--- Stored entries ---
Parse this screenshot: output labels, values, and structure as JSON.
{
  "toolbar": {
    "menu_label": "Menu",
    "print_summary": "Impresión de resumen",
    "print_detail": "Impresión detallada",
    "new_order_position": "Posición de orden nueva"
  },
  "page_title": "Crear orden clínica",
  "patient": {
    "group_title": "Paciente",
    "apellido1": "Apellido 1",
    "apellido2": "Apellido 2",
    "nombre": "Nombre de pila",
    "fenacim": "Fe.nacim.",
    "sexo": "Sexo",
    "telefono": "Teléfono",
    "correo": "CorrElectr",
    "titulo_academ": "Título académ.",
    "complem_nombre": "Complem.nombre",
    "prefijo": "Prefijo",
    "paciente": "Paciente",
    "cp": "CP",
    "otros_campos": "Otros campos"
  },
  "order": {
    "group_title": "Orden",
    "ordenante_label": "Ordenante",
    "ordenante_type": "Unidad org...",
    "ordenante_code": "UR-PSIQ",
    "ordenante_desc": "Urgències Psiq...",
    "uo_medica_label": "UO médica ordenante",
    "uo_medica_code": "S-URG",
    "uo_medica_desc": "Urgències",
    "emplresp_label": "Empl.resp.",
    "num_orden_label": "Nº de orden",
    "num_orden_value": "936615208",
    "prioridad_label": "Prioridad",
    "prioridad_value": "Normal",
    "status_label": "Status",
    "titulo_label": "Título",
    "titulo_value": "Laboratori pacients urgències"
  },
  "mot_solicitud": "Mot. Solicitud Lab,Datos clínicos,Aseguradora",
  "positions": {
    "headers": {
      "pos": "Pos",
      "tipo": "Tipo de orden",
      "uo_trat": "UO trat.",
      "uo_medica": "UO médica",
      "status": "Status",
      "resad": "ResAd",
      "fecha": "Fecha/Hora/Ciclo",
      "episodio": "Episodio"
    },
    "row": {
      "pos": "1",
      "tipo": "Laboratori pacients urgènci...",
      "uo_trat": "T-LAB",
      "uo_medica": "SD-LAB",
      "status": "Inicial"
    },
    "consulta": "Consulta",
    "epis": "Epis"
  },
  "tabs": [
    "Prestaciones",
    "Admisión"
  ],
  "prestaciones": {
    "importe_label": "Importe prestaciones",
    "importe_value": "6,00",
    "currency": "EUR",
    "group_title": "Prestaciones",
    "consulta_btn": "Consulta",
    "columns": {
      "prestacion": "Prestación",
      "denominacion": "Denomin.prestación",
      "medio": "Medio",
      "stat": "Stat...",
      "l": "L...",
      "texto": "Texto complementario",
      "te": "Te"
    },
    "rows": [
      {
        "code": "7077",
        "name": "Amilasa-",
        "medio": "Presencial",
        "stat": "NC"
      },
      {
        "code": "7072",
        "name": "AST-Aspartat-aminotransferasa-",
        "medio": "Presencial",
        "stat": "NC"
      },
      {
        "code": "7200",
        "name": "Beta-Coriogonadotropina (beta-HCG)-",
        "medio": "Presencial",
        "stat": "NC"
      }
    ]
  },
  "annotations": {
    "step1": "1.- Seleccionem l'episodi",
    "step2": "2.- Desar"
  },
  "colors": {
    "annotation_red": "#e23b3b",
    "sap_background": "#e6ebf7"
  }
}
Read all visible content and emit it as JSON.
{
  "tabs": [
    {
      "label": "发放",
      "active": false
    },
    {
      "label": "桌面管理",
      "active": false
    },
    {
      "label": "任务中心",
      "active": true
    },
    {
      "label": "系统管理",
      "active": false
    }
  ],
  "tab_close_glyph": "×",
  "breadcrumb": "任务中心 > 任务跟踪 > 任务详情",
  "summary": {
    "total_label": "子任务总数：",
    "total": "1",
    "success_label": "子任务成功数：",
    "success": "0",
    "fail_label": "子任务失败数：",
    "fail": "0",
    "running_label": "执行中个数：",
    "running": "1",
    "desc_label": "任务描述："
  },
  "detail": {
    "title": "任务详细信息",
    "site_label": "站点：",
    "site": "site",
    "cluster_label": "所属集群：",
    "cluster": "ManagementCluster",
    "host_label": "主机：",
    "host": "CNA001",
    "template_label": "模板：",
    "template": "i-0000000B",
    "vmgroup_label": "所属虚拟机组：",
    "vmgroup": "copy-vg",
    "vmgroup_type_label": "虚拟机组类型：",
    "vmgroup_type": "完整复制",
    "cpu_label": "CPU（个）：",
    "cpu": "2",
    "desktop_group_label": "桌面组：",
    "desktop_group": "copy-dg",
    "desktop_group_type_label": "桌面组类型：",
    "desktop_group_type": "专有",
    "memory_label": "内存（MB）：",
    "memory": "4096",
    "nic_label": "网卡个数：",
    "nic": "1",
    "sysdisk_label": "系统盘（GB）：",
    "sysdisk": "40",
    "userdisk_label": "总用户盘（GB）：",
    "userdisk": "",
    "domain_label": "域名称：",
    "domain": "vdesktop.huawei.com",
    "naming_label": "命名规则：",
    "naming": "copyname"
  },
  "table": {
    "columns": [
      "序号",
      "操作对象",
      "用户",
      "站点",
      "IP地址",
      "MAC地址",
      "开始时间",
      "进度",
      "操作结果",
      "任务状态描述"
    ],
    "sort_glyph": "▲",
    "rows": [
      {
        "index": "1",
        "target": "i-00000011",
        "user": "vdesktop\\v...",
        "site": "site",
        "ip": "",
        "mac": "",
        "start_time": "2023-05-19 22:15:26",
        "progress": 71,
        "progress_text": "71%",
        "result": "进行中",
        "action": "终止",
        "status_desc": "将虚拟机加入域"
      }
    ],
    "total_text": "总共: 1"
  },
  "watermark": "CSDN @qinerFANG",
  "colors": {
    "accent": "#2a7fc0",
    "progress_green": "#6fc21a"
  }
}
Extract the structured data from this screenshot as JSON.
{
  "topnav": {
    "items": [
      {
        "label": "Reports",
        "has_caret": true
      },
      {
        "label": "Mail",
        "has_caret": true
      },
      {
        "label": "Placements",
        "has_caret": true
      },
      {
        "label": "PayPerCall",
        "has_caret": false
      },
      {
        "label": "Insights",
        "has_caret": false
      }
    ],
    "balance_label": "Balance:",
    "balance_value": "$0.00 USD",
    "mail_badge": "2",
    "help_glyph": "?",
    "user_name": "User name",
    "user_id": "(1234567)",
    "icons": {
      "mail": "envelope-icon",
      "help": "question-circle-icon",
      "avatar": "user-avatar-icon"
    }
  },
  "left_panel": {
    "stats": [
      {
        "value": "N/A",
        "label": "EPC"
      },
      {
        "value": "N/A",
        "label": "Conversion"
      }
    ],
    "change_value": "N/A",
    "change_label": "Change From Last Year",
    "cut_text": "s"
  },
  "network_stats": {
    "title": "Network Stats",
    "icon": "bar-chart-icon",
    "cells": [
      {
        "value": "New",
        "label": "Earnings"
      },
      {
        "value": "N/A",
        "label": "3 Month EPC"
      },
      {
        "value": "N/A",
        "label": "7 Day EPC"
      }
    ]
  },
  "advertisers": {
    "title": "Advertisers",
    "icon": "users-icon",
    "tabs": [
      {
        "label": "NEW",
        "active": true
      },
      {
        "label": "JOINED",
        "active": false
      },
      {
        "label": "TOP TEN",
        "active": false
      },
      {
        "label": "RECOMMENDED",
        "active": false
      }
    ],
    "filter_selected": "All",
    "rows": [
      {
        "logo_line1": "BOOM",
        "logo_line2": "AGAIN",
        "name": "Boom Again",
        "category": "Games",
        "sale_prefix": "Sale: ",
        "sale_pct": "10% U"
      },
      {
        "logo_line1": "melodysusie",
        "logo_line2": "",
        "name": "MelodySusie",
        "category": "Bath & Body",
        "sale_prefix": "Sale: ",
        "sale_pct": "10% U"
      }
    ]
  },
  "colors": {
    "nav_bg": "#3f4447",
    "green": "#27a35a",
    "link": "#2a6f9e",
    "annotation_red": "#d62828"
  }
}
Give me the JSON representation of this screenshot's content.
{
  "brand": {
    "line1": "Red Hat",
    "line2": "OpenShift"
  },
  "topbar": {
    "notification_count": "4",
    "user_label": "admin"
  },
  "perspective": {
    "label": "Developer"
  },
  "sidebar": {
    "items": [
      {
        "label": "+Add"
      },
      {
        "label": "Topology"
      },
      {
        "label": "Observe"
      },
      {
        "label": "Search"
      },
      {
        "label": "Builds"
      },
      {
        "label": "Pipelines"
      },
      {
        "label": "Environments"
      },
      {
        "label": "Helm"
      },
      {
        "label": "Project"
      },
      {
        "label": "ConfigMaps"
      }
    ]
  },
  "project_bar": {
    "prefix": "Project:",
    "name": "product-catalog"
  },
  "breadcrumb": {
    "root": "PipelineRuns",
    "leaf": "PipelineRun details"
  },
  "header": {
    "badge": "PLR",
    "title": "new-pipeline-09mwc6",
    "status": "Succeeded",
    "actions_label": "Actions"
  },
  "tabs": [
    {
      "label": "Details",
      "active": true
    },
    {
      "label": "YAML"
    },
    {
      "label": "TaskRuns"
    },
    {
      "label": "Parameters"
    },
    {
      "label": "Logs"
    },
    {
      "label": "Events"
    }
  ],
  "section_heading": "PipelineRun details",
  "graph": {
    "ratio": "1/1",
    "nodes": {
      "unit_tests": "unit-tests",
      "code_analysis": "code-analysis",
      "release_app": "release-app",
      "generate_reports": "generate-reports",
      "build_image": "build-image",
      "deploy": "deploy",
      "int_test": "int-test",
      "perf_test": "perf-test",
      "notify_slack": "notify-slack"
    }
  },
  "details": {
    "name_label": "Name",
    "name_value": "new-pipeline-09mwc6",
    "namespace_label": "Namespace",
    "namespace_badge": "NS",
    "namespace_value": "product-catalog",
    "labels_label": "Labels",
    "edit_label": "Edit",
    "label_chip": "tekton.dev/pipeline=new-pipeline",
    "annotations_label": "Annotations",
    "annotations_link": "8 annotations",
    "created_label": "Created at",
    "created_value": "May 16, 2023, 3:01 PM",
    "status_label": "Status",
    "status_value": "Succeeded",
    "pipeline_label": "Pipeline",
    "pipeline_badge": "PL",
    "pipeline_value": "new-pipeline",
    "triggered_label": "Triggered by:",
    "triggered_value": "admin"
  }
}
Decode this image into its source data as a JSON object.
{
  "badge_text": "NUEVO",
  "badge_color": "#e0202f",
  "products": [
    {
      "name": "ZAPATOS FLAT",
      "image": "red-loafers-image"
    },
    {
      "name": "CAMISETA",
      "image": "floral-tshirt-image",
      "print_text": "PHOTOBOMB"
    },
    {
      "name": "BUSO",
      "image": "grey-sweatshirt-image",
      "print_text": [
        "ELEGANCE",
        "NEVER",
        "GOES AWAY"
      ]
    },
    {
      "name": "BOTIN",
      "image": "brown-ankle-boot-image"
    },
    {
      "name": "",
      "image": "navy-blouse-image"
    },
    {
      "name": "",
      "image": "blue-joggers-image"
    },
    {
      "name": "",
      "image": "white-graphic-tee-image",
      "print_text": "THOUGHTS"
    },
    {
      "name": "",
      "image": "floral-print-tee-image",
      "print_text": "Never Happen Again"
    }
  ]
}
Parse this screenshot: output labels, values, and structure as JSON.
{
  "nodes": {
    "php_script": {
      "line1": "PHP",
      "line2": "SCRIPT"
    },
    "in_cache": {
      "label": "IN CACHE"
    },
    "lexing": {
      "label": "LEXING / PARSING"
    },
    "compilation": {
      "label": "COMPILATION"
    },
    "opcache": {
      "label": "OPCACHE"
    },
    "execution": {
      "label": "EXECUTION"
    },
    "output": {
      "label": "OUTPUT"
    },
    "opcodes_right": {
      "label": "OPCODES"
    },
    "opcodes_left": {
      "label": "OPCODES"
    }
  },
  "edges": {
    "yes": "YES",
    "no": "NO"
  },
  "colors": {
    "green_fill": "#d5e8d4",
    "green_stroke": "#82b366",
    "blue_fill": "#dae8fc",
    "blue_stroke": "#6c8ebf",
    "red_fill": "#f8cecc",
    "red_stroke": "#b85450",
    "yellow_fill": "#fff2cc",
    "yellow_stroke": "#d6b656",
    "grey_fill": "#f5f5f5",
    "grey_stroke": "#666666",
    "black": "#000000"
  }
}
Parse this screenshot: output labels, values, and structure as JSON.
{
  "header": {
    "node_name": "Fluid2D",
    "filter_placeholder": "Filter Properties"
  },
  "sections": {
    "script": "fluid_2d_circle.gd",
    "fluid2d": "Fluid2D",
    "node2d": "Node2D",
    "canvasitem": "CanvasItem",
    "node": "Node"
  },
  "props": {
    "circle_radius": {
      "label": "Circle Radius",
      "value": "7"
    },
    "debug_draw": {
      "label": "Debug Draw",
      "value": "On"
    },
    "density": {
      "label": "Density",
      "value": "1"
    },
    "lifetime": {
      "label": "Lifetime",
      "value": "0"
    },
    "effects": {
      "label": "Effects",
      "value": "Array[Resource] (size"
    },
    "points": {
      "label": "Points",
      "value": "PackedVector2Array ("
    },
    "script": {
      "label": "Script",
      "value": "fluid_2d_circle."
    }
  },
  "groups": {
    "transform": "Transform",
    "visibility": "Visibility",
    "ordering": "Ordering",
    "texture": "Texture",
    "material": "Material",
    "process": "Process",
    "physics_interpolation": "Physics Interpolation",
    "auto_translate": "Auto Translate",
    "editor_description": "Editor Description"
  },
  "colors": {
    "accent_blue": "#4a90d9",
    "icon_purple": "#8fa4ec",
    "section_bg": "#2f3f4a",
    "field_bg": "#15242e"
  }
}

--- AIM OF THE EXERCISE ---
Show the lines of the data that hold the word "Apellido".

--- FINAL RESULT ---
    "apellido1": "Apellido 1",
    "apellido2": "Apellido 2",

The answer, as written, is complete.